Input records:
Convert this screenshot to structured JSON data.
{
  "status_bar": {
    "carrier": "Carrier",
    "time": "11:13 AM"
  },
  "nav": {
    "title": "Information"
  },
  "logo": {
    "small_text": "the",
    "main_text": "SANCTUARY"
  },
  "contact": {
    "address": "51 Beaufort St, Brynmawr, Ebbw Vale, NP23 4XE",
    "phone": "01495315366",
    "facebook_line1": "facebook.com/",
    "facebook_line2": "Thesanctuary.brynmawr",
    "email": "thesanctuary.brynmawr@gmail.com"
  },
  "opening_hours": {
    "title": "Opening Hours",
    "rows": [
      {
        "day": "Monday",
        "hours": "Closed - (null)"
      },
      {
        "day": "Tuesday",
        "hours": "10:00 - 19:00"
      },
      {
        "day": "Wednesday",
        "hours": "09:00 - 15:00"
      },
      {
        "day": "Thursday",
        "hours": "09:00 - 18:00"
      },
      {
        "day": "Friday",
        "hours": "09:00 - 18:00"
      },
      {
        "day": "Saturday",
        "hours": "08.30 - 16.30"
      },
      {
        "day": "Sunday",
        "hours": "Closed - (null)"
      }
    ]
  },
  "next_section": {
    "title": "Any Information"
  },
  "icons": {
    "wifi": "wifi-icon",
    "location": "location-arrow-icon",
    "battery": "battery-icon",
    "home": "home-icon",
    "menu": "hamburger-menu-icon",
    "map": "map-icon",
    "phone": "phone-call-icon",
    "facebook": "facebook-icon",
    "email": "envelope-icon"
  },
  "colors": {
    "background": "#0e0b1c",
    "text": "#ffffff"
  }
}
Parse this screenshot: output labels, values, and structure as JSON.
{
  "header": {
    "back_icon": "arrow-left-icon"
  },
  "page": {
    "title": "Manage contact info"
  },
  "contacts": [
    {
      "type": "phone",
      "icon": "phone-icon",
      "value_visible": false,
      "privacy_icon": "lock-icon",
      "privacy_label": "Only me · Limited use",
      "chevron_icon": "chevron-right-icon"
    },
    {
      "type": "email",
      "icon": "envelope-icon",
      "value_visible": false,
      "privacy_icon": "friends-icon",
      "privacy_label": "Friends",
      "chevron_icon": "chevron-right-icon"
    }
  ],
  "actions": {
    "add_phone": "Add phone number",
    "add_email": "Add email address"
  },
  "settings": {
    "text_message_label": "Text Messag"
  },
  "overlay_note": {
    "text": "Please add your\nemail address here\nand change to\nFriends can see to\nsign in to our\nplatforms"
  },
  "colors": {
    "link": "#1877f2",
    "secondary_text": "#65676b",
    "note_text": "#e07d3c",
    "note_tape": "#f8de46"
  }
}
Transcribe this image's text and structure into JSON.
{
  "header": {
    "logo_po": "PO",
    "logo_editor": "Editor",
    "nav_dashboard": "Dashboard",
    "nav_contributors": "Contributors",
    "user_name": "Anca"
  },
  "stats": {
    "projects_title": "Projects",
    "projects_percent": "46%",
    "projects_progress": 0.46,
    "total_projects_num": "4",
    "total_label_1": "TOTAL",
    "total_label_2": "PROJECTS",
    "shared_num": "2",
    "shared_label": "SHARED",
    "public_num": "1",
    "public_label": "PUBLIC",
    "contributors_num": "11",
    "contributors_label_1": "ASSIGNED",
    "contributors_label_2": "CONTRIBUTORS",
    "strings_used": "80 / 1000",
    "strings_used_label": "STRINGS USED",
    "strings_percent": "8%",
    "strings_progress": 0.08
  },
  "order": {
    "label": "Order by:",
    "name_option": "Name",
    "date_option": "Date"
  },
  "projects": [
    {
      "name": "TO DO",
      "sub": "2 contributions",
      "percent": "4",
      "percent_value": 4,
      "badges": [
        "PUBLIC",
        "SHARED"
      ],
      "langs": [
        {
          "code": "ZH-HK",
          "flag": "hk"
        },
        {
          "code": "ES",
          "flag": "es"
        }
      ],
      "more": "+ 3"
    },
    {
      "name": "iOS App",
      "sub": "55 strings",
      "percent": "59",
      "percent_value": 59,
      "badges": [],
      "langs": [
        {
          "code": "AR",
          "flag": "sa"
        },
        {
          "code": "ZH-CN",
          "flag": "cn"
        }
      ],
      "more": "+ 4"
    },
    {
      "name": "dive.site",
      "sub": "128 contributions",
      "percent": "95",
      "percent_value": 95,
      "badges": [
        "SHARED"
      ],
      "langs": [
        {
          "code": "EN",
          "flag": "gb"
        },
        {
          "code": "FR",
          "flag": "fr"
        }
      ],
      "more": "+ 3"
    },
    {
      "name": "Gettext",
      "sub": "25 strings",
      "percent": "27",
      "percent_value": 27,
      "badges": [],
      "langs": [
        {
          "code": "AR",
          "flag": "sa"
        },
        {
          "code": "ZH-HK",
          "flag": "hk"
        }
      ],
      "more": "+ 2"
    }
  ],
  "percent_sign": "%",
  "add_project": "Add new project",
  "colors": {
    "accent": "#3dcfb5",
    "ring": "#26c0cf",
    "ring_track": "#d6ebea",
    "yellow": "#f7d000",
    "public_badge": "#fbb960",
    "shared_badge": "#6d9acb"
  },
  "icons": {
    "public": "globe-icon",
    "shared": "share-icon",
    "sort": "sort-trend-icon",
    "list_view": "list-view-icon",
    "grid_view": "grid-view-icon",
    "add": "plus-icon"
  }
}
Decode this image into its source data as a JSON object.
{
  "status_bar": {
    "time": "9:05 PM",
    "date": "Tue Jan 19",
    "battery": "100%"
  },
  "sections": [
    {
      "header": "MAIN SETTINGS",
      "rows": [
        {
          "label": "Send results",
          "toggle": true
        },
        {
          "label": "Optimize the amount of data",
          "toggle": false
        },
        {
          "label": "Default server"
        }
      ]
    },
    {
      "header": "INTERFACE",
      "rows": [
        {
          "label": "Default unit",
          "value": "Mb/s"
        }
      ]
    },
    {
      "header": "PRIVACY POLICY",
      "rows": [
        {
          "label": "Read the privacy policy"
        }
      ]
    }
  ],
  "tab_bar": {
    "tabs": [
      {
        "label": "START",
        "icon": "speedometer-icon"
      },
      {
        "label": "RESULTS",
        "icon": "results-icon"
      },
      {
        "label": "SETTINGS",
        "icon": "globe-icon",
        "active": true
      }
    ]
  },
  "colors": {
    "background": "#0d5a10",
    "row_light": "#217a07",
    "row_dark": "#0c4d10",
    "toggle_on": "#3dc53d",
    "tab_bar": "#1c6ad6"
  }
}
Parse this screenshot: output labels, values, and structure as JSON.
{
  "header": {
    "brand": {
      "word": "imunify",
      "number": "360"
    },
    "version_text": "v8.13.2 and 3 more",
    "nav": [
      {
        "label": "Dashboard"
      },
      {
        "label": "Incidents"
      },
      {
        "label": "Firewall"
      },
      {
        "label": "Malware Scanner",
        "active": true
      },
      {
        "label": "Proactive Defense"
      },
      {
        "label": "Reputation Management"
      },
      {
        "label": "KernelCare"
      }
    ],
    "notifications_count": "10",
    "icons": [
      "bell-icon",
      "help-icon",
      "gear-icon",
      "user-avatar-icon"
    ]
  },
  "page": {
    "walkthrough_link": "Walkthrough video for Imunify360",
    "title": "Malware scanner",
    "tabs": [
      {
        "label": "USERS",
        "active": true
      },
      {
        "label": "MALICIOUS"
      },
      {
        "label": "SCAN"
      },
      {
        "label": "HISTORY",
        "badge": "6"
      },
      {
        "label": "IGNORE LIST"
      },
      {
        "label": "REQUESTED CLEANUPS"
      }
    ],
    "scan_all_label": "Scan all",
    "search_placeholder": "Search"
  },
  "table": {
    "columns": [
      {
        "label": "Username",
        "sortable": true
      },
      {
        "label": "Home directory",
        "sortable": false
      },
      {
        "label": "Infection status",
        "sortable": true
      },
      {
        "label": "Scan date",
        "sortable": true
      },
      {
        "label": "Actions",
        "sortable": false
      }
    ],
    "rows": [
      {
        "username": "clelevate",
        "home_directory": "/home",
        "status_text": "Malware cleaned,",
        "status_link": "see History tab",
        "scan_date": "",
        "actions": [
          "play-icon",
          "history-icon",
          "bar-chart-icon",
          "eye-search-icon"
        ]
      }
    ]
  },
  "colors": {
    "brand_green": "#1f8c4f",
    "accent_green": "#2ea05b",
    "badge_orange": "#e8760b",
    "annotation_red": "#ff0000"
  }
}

What is needed:
Among the entries above, how many lines hold the word "into"? Reply with only that number.

Expected answer:
2